Please update the lines below by replacing every "ruby-god" with "ruby-rake" and leaving everything else unchanged. Omit the pictures from your answer.

Labeled region entries
++++
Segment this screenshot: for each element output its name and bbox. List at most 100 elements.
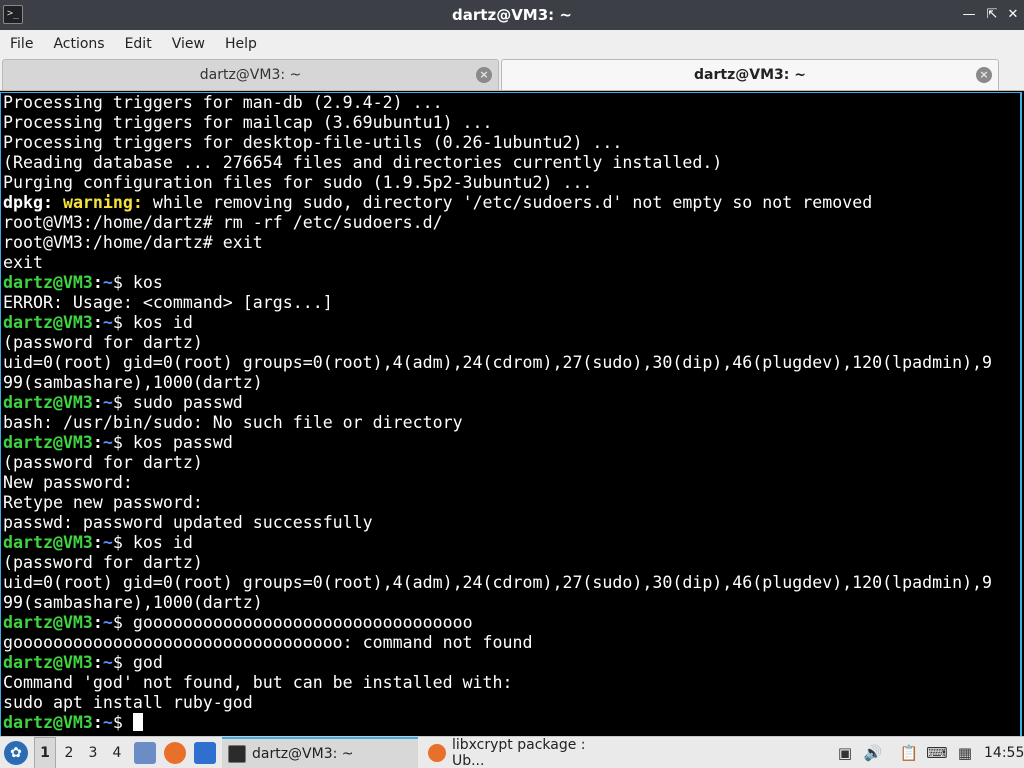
output-text: (password for dartz) xyxy=(3,333,203,352)
menu-edit[interactable]: Edit xyxy=(125,36,152,52)
output-text: bash: /usr/bin/sudo: No such file or dir… xyxy=(3,413,463,432)
prompt-user: dartz@VM3 xyxy=(3,713,93,732)
terminal-line: sudo apt install ruby-god xyxy=(3,693,1003,713)
prompt-path: ~ xyxy=(102,613,113,632)
output-text: Processing triggers for mailcap (3.69ubu… xyxy=(3,113,493,132)
menu-actions[interactable]: Actions xyxy=(53,36,104,52)
output-text: 99(sambashare),1000(dartz) xyxy=(3,593,263,612)
prompt-path: ~ xyxy=(102,393,113,412)
display-icon[interactable]: ▣ xyxy=(834,737,856,768)
tab-label: dartz@VM3: ~ xyxy=(694,67,806,83)
output-text: (Reading database ... 276654 files and d… xyxy=(3,153,723,172)
menu-file[interactable]: File xyxy=(10,36,33,52)
prompt-path: ~ xyxy=(102,713,113,732)
minimize-icon[interactable]: — xyxy=(960,6,978,24)
desktop-icon[interactable] xyxy=(194,742,216,764)
output-text: Purging configuration files for sudo (1.… xyxy=(3,173,593,192)
clipboard-icon[interactable]: 📋 xyxy=(898,737,920,768)
prompt-path: ~ xyxy=(102,433,113,452)
output-text: ERROR: Usage: <command> [args...] xyxy=(3,293,333,312)
prompt-separator: : xyxy=(92,653,103,672)
terminal-line: Processing triggers for man-db (2.9.4-2)… xyxy=(3,93,1003,113)
file-manager-icon[interactable] xyxy=(134,742,156,764)
prompt-symbol: $ xyxy=(112,433,133,452)
terminal-line: Command 'god' not found, but can be inst… xyxy=(3,673,1003,693)
prompt-user: dartz@VM3 xyxy=(3,313,93,332)
task-firefox[interactable]: libxcrypt package : Ub... xyxy=(422,737,622,768)
terminal-line: root@VM3:/home/dartz# exit xyxy=(3,233,1003,253)
prompt-user: dartz@VM3 xyxy=(3,273,93,292)
command-text: god xyxy=(132,653,163,672)
command-text: gooooooooooooooooooooooooooooooooo xyxy=(132,613,473,632)
tab-terminal-1[interactable]: dartz@VM3: ~ × xyxy=(2,59,499,90)
menu-view[interactable]: View xyxy=(172,36,205,52)
command-text: kos xyxy=(132,273,163,292)
menu-bar: File Actions Edit View Help xyxy=(0,30,1024,57)
output-text: gooooooooooooooooooooooooooooooooo: comm… xyxy=(3,633,533,652)
lubuntu-menu-icon[interactable]: ✿ xyxy=(4,741,28,765)
clock: 14:55 xyxy=(984,745,1024,761)
tab-terminal-2[interactable]: dartz@VM3: ~ × xyxy=(501,59,999,90)
terminal-line: dartz@VM3:~$ xyxy=(3,713,1003,733)
menu-help[interactable]: Help xyxy=(225,36,257,52)
tab-label: dartz@VM3: ~ xyxy=(199,67,302,83)
workspace-2[interactable]: 2 xyxy=(58,737,80,768)
terminal-icon xyxy=(228,745,246,763)
command-text: kos id xyxy=(132,313,193,332)
terminal-line: Purging configuration files for sudo (1.… xyxy=(3,173,1003,193)
output-text: uid=0(root) gid=0(root) groups=0(root),4… xyxy=(3,573,993,592)
prompt-user: dartz@VM3 xyxy=(3,613,93,632)
terminal-line: Retype new password: xyxy=(3,493,1003,513)
tab-close-icon[interactable]: × xyxy=(476,67,492,83)
output-text: passwd: password updated successfully xyxy=(3,513,373,532)
workspace-3[interactable]: 3 xyxy=(82,737,104,768)
terminal-line: gooooooooooooooooooooooooooooooooo: comm… xyxy=(3,633,1003,653)
output-text: Command 'god' not found, but can be inst… xyxy=(3,673,513,692)
maximize-icon[interactable]: ⇱ xyxy=(983,6,1001,24)
output-text: Processing triggers for desktop-file-uti… xyxy=(3,133,623,152)
terminal-view[interactable]: Processing triggers for man-db (2.9.4-2)… xyxy=(0,92,1022,736)
terminal-line: passwd: password updated successfully xyxy=(3,513,1003,533)
prompt-symbol: $ xyxy=(112,653,133,672)
prompt-separator: : xyxy=(92,713,103,732)
prompt-path: ~ xyxy=(102,533,113,552)
prompt-symbol: $ xyxy=(112,613,133,632)
output-text: New password: xyxy=(3,473,133,492)
terminal-line: Processing triggers for desktop-file-uti… xyxy=(3,133,1003,153)
prompt-symbol: $ xyxy=(112,713,133,732)
volume-icon[interactable]: 🔊 xyxy=(862,737,884,768)
output-text: while removing sudo, directory '/etc/sud… xyxy=(142,193,873,212)
firefox-icon xyxy=(428,744,446,762)
terminal-line: dpkg: warning: while removing sudo, dire… xyxy=(3,193,1003,213)
terminal-line: (password for dartz) xyxy=(3,453,1003,473)
terminal-line: root@VM3:/home/dartz# rm -rf /etc/sudoer… xyxy=(3,213,1003,233)
prompt-separator: : xyxy=(92,313,103,332)
prompt-symbol: $ xyxy=(112,533,133,552)
close-icon[interactable]: ✕ xyxy=(1004,6,1022,24)
prompt-user: dartz@VM3 xyxy=(3,533,93,552)
terminal-line: dartz@VM3:~$ sudo passwd xyxy=(3,393,1003,413)
prompt-symbol: $ xyxy=(112,313,133,332)
terminal-line: dartz@VM3:~$ goooooooooooooooooooooooooo… xyxy=(3,613,1003,633)
prompt-user: dartz@VM3 xyxy=(3,653,93,672)
terminal-line: (password for dartz) xyxy=(3,333,1003,353)
terminal-line: 99(sambashare),1000(dartz) xyxy=(3,593,1003,613)
prompt-separator: : xyxy=(92,433,103,452)
terminal-line: (password for dartz) xyxy=(3,553,1003,573)
firefox-icon[interactable] xyxy=(164,742,186,764)
terminal-line: Processing triggers for mailcap (3.69ubu… xyxy=(3,113,1003,133)
terminal-line: 99(sambashare),1000(dartz) xyxy=(3,373,1003,393)
workspace-4[interactable]: 4 xyxy=(106,737,128,768)
task-terminal[interactable]: dartz@VM3: ~ xyxy=(222,737,418,768)
network-icon[interactable]: ▦ xyxy=(954,737,976,768)
tab-close-icon[interactable]: × xyxy=(976,67,992,83)
command-text: sudo passwd xyxy=(132,393,243,412)
terminal-line: exit xyxy=(3,253,1003,273)
task-label: libxcrypt package : Ub... xyxy=(451,737,586,768)
output-text: sudo apt install ruby-god xyxy=(3,693,253,712)
workspace-1[interactable]: 1 xyxy=(34,737,56,768)
keyboard-icon[interactable]: ⌨ xyxy=(926,737,948,768)
prompt-path: ~ xyxy=(102,313,113,332)
terminal-line: dartz@VM3:~$ kos id xyxy=(3,533,1003,553)
prompt-separator: : xyxy=(92,613,103,632)
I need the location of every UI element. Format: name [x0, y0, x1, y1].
++++
RESPONSE FOR THIS EXERCISE.
Segment this screenshot: for each element output its name and bbox. List at most 100 elements.
output-text: (password for dartz) xyxy=(3,333,203,352)
menu-edit[interactable]: Edit xyxy=(125,36,152,52)
output-text: bash: /usr/bin/sudo: No such file or dir… xyxy=(3,413,463,432)
prompt-user: dartz@VM3 xyxy=(3,713,93,732)
terminal-line: sudo apt install ruby-rake xyxy=(3,693,1003,713)
prompt-path: ~ xyxy=(102,613,113,632)
output-text: Processing triggers for mailcap (3.69ubu… xyxy=(3,113,493,132)
menu-actions[interactable]: Actions xyxy=(53,36,104,52)
output-text: 99(sambashare),1000(dartz) xyxy=(3,593,263,612)
prompt-path: ~ xyxy=(102,393,113,412)
display-icon[interactable]: ▣ xyxy=(834,737,856,768)
tab-label: dartz@VM3: ~ xyxy=(694,67,806,83)
output-text: (Reading database ... 276654 files and d… xyxy=(3,153,723,172)
menu-file[interactable]: File xyxy=(10,36,33,52)
prompt-path: ~ xyxy=(102,713,113,732)
minimize-icon[interactable]: — xyxy=(960,6,978,24)
desktop-icon[interactable] xyxy=(194,742,216,764)
output-text: Purging configuration files for sudo (1.… xyxy=(3,173,593,192)
clipboard-icon[interactable]: 📋 xyxy=(898,737,920,768)
prompt-path: ~ xyxy=(102,433,113,452)
output-text: ERROR: Usage: <command> [args...] xyxy=(3,293,333,312)
prompt-separator: : xyxy=(92,653,103,672)
terminal-line: Processing triggers for man-db (2.9.4-2)… xyxy=(3,93,1003,113)
file-manager-icon[interactable] xyxy=(134,742,156,764)
prompt-symbol: $ xyxy=(112,433,133,452)
terminal-line: Command 'god' not found, but can be inst… xyxy=(3,673,1003,693)
prompt-user: dartz@VM3 xyxy=(3,313,93,332)
task-firefox[interactable]: libxcrypt package : Ub... xyxy=(422,737,622,768)
terminal-line: root@VM3:/home/dartz# exit xyxy=(3,233,1003,253)
prompt-user: dartz@VM3 xyxy=(3,273,93,292)
command-text: god xyxy=(132,653,163,672)
command-text: gooooooooooooooooooooooooooooooooo xyxy=(132,613,473,632)
tab-terminal-1[interactable]: dartz@VM3: ~ × xyxy=(2,59,499,90)
menu-view[interactable]: View xyxy=(172,36,205,52)
command-text: kos xyxy=(132,273,163,292)
menu-bar: File Actions Edit View Help xyxy=(0,30,1024,57)
output-text: gooooooooooooooooooooooooooooooooo: comm… xyxy=(3,633,533,652)
lubuntu-menu-icon[interactable]: ✿ xyxy=(4,741,28,765)
clock: 14:55 xyxy=(984,745,1024,761)
tab-terminal-2[interactable]: dartz@VM3: ~ × xyxy=(501,59,999,90)
terminal-line: dartz@VM3:~$ xyxy=(3,713,1003,733)
menu-help[interactable]: Help xyxy=(225,36,257,52)
tab-label: dartz@VM3: ~ xyxy=(199,67,302,83)
workspace-2[interactable]: 2 xyxy=(58,737,80,768)
terminal-icon xyxy=(228,745,246,763)
command-text: kos id xyxy=(132,313,193,332)
terminal-line: Purging configuration files for sudo (1.… xyxy=(3,173,1003,193)
output-text: uid=0(root) gid=0(root) groups=0(root),4… xyxy=(3,573,993,592)
prompt-user: dartz@VM3 xyxy=(3,613,93,632)
terminal-line: Retype new password: xyxy=(3,493,1003,513)
tab-close-icon[interactable]: × xyxy=(476,67,492,83)
output-text: passwd: password updated successfully xyxy=(3,513,373,532)
workspace-3[interactable]: 3 xyxy=(82,737,104,768)
terminal-line: gooooooooooooooooooooooooooooooooo: comm… xyxy=(3,633,1003,653)
output-text: Command 'god' not found, but can be inst… xyxy=(3,673,513,692)
maximize-icon[interactable]: ⇱ xyxy=(983,6,1001,24)
output-text: Processing triggers for desktop-file-uti… xyxy=(3,133,623,152)
terminal-view[interactable]: Processing triggers for man-db (2.9.4-2)… xyxy=(0,92,1022,736)
terminal-line: passwd: password updated successfully xyxy=(3,513,1003,533)
prompt-symbol: $ xyxy=(112,653,133,672)
prompt-separator: : xyxy=(92,713,103,732)
prompt-path: ~ xyxy=(102,533,113,552)
prompt-symbol: $ xyxy=(112,613,133,632)
output-text: New password: xyxy=(3,473,133,492)
terminal-line: Processing triggers for desktop-file-uti… xyxy=(3,133,1003,153)
prompt-symbol: $ xyxy=(112,713,133,732)
volume-icon[interactable]: 🔊 xyxy=(862,737,884,768)
output-text: while removing sudo, directory '/etc/sud… xyxy=(142,193,873,212)
firefox-icon xyxy=(428,744,446,762)
terminal-line: dpkg: warning: while removing sudo, dire… xyxy=(3,193,1003,213)
terminal-line: (password for dartz) xyxy=(3,453,1003,473)
terminal-line: root@VM3:/home/dartz# rm -rf /etc/sudoer… xyxy=(3,213,1003,233)
prompt-separator: : xyxy=(92,313,103,332)
prompt-symbol: $ xyxy=(112,533,133,552)
close-icon[interactable]: ✕ xyxy=(1004,6,1022,24)
prompt-user: dartz@VM3 xyxy=(3,533,93,552)
terminal-line: dartz@VM3:~$ sudo passwd xyxy=(3,393,1003,413)
prompt-symbol: $ xyxy=(112,313,133,332)
terminal-line: dartz@VM3:~$ goooooooooooooooooooooooooo… xyxy=(3,613,1003,633)
prompt-user: dartz@VM3 xyxy=(3,653,93,672)
terminal-line: (password for dartz) xyxy=(3,333,1003,353)
terminal-line: 99(sambashare),1000(dartz) xyxy=(3,593,1003,613)
prompt-separator: : xyxy=(92,433,103,452)
terminal-line: (password for dartz) xyxy=(3,553,1003,573)
firefox-icon[interactable] xyxy=(164,742,186,764)
terminal-line: Processing triggers for mailcap (3.69ubu… xyxy=(3,113,1003,133)
terminal-line: 99(sambashare),1000(dartz) xyxy=(3,373,1003,393)
workspace-4[interactable]: 4 xyxy=(106,737,128,768)
task-terminal[interactable]: dartz@VM3: ~ xyxy=(222,737,418,768)
network-icon[interactable]: ▦ xyxy=(954,737,976,768)
tab-close-icon[interactable]: × xyxy=(976,67,992,83)
command-text: sudo passwd xyxy=(132,393,243,412)
terminal-line: exit xyxy=(3,253,1003,273)
task-label: libxcrypt package : Ub... xyxy=(451,737,586,768)
output-text: sudo apt install ruby-rake xyxy=(3,693,253,712)
workspace-1[interactable]: 1 xyxy=(34,737,56,768)
keyboard-icon[interactable]: ⌨ xyxy=(926,737,948,768)
prompt-path: ~ xyxy=(102,313,113,332)
terminal-line: dartz@VM3:~$ kos id xyxy=(3,533,1003,553)
prompt-separator: : xyxy=(92,613,103,632)
I need the location of every UI element. Format: name [x0, y0, x1, y1].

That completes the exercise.